(Items listed in a dataset)
• • • • • • •
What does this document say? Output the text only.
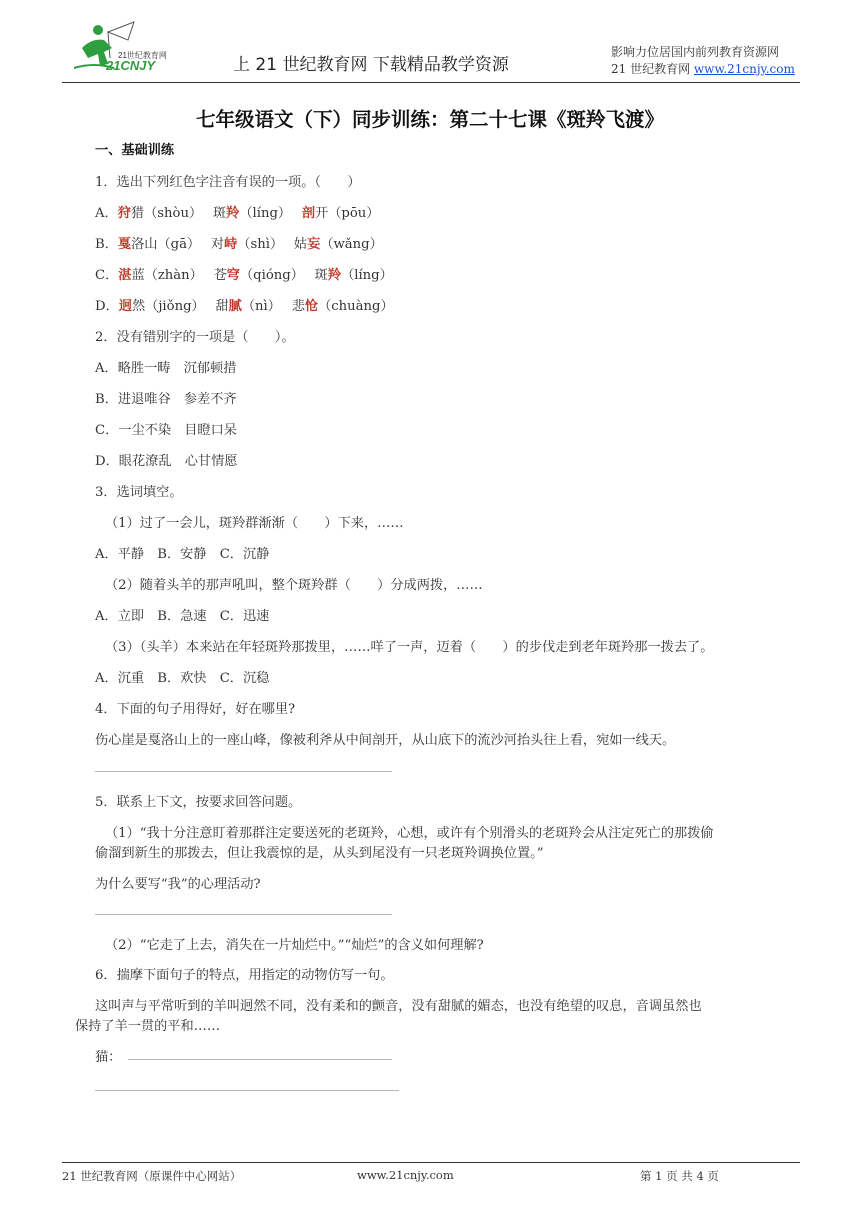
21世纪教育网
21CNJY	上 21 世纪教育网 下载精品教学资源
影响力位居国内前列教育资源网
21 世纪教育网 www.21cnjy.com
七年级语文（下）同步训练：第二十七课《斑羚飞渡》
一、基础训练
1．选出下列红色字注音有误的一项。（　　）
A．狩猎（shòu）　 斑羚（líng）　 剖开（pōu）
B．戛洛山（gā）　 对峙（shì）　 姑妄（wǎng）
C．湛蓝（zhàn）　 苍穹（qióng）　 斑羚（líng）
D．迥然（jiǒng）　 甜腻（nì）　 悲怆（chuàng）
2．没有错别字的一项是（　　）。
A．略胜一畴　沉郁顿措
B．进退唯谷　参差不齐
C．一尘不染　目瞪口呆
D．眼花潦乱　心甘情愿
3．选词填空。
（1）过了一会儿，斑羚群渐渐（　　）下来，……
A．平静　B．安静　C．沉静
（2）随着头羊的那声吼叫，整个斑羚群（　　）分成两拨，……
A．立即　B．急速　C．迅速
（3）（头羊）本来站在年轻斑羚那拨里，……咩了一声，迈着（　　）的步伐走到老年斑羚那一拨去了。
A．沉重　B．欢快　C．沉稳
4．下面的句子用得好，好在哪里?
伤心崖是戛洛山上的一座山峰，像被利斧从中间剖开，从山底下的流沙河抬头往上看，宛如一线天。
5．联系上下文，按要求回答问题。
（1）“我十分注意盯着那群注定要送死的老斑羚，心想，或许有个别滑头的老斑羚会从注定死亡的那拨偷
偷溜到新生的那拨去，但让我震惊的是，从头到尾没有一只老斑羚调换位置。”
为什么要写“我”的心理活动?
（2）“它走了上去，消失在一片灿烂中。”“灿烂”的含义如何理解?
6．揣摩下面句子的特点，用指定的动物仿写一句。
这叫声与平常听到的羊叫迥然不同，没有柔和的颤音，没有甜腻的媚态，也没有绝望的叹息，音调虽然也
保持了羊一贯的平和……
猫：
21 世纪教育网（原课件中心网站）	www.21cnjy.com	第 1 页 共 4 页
• • • • • • •
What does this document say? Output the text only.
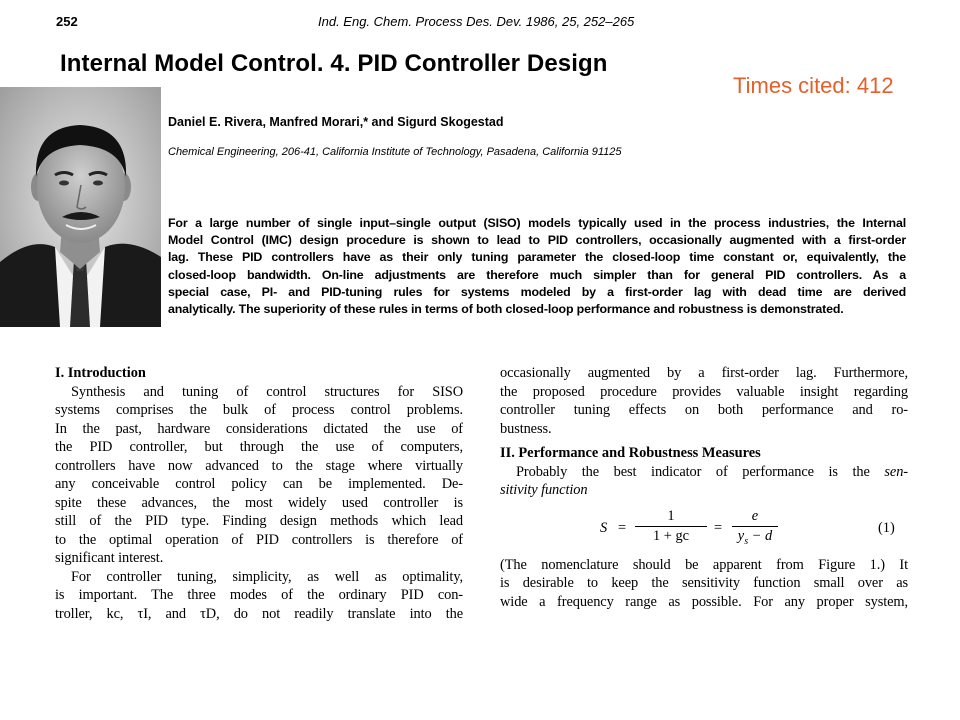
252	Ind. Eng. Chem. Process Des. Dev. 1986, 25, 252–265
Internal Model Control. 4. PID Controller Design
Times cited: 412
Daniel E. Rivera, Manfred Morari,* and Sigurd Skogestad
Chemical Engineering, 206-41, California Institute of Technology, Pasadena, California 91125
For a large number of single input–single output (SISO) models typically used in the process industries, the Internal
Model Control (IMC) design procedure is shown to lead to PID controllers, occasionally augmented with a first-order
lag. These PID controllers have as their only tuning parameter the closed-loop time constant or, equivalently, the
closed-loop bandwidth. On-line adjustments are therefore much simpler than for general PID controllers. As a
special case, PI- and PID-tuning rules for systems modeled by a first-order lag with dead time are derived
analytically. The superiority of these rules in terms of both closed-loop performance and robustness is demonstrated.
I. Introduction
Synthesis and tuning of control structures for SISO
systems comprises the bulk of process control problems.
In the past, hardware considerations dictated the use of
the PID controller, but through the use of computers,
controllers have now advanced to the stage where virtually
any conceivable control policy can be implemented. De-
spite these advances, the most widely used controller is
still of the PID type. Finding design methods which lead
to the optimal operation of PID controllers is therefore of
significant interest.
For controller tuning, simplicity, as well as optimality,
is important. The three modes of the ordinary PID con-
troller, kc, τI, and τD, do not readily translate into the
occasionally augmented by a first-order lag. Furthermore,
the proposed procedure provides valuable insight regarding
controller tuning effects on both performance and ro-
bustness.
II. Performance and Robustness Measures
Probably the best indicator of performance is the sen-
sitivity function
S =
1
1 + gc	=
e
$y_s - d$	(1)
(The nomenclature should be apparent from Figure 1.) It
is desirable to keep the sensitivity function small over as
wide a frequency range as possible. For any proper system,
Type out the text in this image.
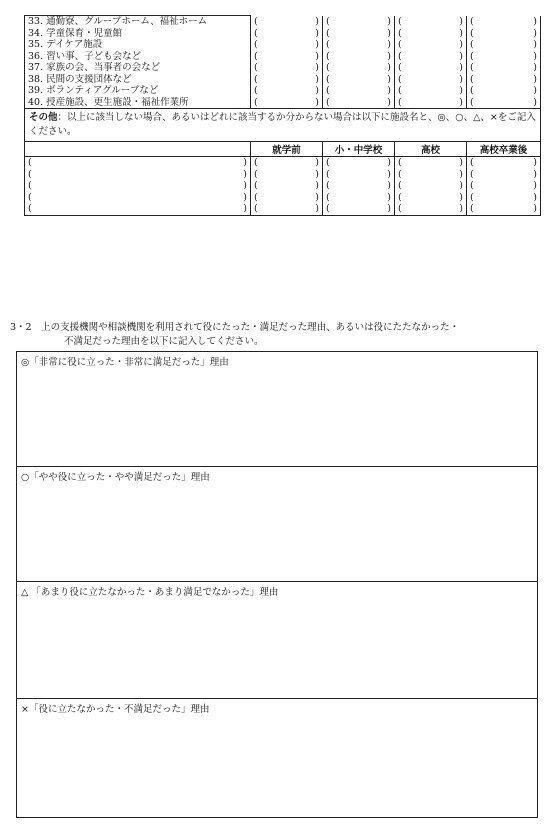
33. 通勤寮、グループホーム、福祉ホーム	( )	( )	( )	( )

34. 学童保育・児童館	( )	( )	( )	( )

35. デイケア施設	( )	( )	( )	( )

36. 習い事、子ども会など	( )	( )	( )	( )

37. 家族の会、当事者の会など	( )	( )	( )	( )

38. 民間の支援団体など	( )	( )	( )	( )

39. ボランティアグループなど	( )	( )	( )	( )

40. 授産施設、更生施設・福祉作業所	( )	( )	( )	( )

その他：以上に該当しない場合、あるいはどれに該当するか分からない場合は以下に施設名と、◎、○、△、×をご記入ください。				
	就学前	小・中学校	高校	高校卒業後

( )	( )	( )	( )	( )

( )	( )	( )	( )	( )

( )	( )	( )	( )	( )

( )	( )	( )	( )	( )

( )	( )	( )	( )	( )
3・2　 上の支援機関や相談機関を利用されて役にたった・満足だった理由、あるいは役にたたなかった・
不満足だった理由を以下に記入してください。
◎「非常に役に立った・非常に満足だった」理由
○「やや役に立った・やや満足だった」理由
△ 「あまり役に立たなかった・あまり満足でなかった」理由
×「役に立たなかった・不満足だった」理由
• • • • • • •
* WORK TO COMPLETE
Gather all lines from the listing above in which "loop" occurs.

* THE RESPONSE
lag. These PID controllers have as their only tuning parameter the closed-loop time constant or, equivalently, the
closed-loop bandwidth. On-line adjustments are therefore much simpler than for general PID controllers. As a
analytically. The superiority of these rules in terms of both closed-loop performance and robustness is demonstrated.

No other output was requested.